* The problem *
Verbatim output of all the material below is required.

:: Records provided

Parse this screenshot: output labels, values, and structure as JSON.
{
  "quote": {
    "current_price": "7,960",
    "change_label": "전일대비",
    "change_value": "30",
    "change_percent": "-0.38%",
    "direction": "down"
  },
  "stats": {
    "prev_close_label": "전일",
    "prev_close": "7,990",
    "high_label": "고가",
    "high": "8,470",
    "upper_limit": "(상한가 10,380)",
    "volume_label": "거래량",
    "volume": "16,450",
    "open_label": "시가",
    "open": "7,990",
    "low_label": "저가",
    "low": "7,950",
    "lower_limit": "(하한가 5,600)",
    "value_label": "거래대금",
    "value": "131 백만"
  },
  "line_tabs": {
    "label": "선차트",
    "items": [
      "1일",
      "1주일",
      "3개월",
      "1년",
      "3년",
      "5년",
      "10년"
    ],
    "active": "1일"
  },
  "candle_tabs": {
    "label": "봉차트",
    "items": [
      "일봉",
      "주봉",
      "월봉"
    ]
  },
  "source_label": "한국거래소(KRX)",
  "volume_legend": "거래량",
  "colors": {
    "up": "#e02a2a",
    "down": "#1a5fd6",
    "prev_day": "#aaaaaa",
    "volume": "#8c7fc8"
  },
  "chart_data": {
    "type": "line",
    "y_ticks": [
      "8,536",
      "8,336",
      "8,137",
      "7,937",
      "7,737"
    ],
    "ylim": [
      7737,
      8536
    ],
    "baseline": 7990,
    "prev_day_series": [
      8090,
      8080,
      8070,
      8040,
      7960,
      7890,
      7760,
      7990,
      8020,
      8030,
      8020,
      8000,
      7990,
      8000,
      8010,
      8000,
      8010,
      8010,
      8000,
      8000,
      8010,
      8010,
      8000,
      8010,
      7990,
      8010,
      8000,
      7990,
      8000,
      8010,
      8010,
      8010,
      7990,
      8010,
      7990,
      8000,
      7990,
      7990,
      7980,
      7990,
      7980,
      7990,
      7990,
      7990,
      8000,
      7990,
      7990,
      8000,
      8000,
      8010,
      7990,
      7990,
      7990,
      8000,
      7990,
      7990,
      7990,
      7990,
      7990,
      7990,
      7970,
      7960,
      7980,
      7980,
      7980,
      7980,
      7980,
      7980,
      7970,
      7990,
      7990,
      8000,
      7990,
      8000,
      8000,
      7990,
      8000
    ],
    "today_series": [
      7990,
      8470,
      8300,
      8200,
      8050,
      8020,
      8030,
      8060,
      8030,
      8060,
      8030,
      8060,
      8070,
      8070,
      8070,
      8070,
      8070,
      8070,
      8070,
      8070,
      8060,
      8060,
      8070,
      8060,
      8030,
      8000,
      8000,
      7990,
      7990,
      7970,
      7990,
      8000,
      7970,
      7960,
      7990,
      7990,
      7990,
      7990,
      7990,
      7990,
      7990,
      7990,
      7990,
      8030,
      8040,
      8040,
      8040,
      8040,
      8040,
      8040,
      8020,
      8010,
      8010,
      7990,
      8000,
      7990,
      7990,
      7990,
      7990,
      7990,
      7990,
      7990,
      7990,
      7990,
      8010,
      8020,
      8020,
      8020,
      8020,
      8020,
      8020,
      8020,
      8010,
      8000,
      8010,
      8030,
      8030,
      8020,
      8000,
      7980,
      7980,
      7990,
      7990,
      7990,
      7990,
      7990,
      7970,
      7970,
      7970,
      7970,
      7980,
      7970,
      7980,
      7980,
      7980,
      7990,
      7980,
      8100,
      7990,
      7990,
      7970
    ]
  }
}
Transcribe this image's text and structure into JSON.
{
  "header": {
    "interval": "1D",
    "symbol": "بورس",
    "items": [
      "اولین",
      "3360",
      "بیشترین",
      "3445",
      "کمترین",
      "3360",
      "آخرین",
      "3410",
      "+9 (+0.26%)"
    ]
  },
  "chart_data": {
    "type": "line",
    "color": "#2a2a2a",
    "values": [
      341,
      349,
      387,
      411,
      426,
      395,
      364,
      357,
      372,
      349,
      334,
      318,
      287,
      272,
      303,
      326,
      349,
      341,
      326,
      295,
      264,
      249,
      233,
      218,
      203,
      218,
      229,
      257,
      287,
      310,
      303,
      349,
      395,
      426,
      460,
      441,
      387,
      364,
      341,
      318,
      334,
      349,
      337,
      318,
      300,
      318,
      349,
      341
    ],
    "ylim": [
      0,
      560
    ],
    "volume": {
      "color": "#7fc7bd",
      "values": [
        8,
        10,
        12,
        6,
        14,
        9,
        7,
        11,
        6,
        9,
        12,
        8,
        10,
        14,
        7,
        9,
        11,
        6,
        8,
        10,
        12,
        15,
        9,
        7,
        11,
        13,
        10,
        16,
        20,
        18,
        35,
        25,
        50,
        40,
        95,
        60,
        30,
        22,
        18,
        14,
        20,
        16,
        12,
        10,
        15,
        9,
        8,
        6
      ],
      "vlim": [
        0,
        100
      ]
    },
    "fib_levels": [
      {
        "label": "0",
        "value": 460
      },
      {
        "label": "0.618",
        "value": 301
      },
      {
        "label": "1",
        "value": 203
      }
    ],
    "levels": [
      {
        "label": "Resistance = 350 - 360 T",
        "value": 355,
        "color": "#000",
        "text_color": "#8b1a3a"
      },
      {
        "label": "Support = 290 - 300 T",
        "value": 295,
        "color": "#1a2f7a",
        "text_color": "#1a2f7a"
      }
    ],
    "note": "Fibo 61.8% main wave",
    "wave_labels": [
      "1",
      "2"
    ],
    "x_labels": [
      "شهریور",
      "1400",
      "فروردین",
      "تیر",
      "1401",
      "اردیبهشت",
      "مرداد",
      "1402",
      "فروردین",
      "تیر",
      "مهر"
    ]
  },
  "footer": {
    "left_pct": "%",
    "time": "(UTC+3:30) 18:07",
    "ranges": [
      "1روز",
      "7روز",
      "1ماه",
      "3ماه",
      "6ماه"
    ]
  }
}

::::

* The output *
Parse this screenshot: output labels, values, and structure as JSON.
{
  "quote": {
    "current_price": "7,960",
    "change_label": "전일대비",
    "change_value": "30",
    "change_percent": "-0.38%",
    "direction": "down"
  },
  "stats": {
    "prev_close_label": "전일",
    "prev_close": "7,990",
    "high_label": "고가",
    "high": "8,470",
    "upper_limit": "(상한가 10,380)",
    "volume_label": "거래량",
    "volume": "16,450",
    "open_label": "시가",
    "open": "7,990",
    "low_label": "저가",
    "low": "7,950",
    "lower_limit": "(하한가 5,600)",
    "value_label": "거래대금",
    "value": "131 백만"
  },
  "line_tabs": {
    "label": "선차트",
    "items": [
      "1일",
      "1주일",
      "3개월",
      "1년",
      "3년",
      "5년",
      "10년"
    ],
    "active": "1일"
  },
  "candle_tabs": {
    "label": "봉차트",
    "items": [
      "일봉",
      "주봉",
      "월봉"
    ]
  },
  "source_label": "한국거래소(KRX)",
  "volume_legend": "거래량",
  "colors": {
    "up": "#e02a2a",
    "down": "#1a5fd6",
    "prev_day": "#aaaaaa",
    "volume": "#8c7fc8"
  },
  "chart_data": {
    "type": "line",
    "y_ticks": [
      "8,536",
      "8,336",
      "8,137",
      "7,937",
      "7,737"
    ],
    "ylim": [
      7737,
      8536
    ],
    "baseline": 7990,
    "prev_day_series": [
      8090,
      8080,
      8070,
      8040,
      7960,
      7890,
      7760,
      7990,
      8020,
      8030,
      8020,
      8000,
      7990,
      8000,
      8010,
      8000,
      8010,
      8010,
      8000,
      8000,
      8010,
      8010,
      8000,
      8010,
      7990,
      8010,
      8000,
      7990,
      8000,
      8010,
      8010,
      8010,
      7990,
      8010,
      7990,
      8000,
      7990,
      7990,
      7980,
      7990,
      7980,
      7990,
      7990,
      7990,
      8000,
      7990,
      7990,
      8000,
      8000,
      8010,
      7990,
      7990,
      7990,
      8000,
      7990,
      7990,
      7990,
      7990,
      7990,
      7990,
      7970,
      7960,
      7980,
      7980,
      7980,
      7980,
      7980,
      7980,
      7970,
      7990,
      7990,
      8000,
      7990,
      8000,
      8000,
      7990,
      8000
    ],
    "today_series": [
      7990,
      8470,
      8300,
      8200,
      8050,
      8020,
      8030,
      8060,
      8030,
      8060,
      8030,
      8060,
      8070,
      8070,
      8070,
      8070,
      8070,
      8070,
      8070,
      8070,
      8060,
      8060,
      8070,
      8060,
      8030,
      8000,
      8000,
      7990,
      7990,
      7970,
      7990,
      8000,
      7970,
      7960,
      7990,
      7990,
      7990,
      7990,
      7990,
      7990,
      7990,
      7990,
      7990,
      8030,
      8040,
      8040,
      8040,
      8040,
      8040,
      8040,
      8020,
      8010,
      8010,
      7990,
      8000,
      7990,
      7990,
      7990,
      7990,
      7990,
      7990,
      7990,
      7990,
      7990,
      8010,
      8020,
      8020,
      8020,
      8020,
      8020,
      8020,
      8020,
      8010,
      8000,
      8010,
      8030,
      8030,
      8020,
      8000,
      7980,
      7980,
      7990,
      7990,
      7990,
      7990,
      7990,
      7970,
      7970,
      7970,
      7970,
      7980,
      7970,
      7980,
      7980,
      7980,
      7990,
      7980,
      8100,
      7990,
      7990,
      7970
    ]
  }
}
Transcribe this image's text and structure into JSON.
{
  "header": {
    "interval": "1D",
    "symbol": "بورس",
    "items": [
      "اولین",
      "3360",
      "بیشترین",
      "3445",
      "کمترین",
      "3360",
      "آخرین",
      "3410",
      "+9 (+0.26%)"
    ]
  },
  "chart_data": {
    "type": "line",
    "color": "#2a2a2a",
    "values": [
      341,
      349,
      387,
      411,
      426,
      395,
      364,
      357,
      372,
      349,
      334,
      318,
      287,
      272,
      303,
      326,
      349,
      341,
      326,
      295,
      264,
      249,
      233,
      218,
      203,
      218,
      229,
      257,
      287,
      310,
      303,
      349,
      395,
      426,
      460,
      441,
      387,
      364,
      341,
      318,
      334,
      349,
      337,
      318,
      300,
      318,
      349,
      341
    ],
    "ylim": [
      0,
      560
    ],
    "volume": {
      "color": "#7fc7bd",
      "values": [
        8,
        10,
        12,
        6,
        14,
        9,
        7,
        11,
        6,
        9,
        12,
        8,
        10,
        14,
        7,
        9,
        11,
        6,
        8,
        10,
        12,
        15,
        9,
        7,
        11,
        13,
        10,
        16,
        20,
        18,
        35,
        25,
        50,
        40,
        95,
        60,
        30,
        22,
        18,
        14,
        20,
        16,
        12,
        10,
        15,
        9,
        8,
        6
      ],
      "vlim": [
        0,
        100
      ]
    },
    "fib_levels": [
      {
        "label": "0",
        "value": 460
      },
      {
        "label": "0.618",
        "value": 301
      },
      {
        "label": "1",
        "value": 203
      }
    ],
    "levels": [
      {
        "label": "Resistance = 350 - 360 T",
        "value": 355,
        "color": "#000",
        "text_color": "#8b1a3a"
      },
      {
        "label": "Support = 290 - 300 T",
        "value": 295,
        "color": "#1a2f7a",
        "text_color": "#1a2f7a"
      }
    ],
    "note": "Fibo 61.8% main wave",
    "wave_labels": [
      "1",
      "2"
    ],
    "x_labels": [
      "شهریور",
      "1400",
      "فروردین",
      "تیر",
      "1401",
      "اردیبهشت",
      "مرداد",
      "1402",
      "فروردین",
      "تیر",
      "مهر"
    ]
  },
  "footer": {
    "left_pct": "%",
    "time": "(UTC+3:30) 18:07",
    "ranges": [
      "1روز",
      "7روز",
      "1ماه",
      "3ماه",
      "6ماه"
    ]
  }
}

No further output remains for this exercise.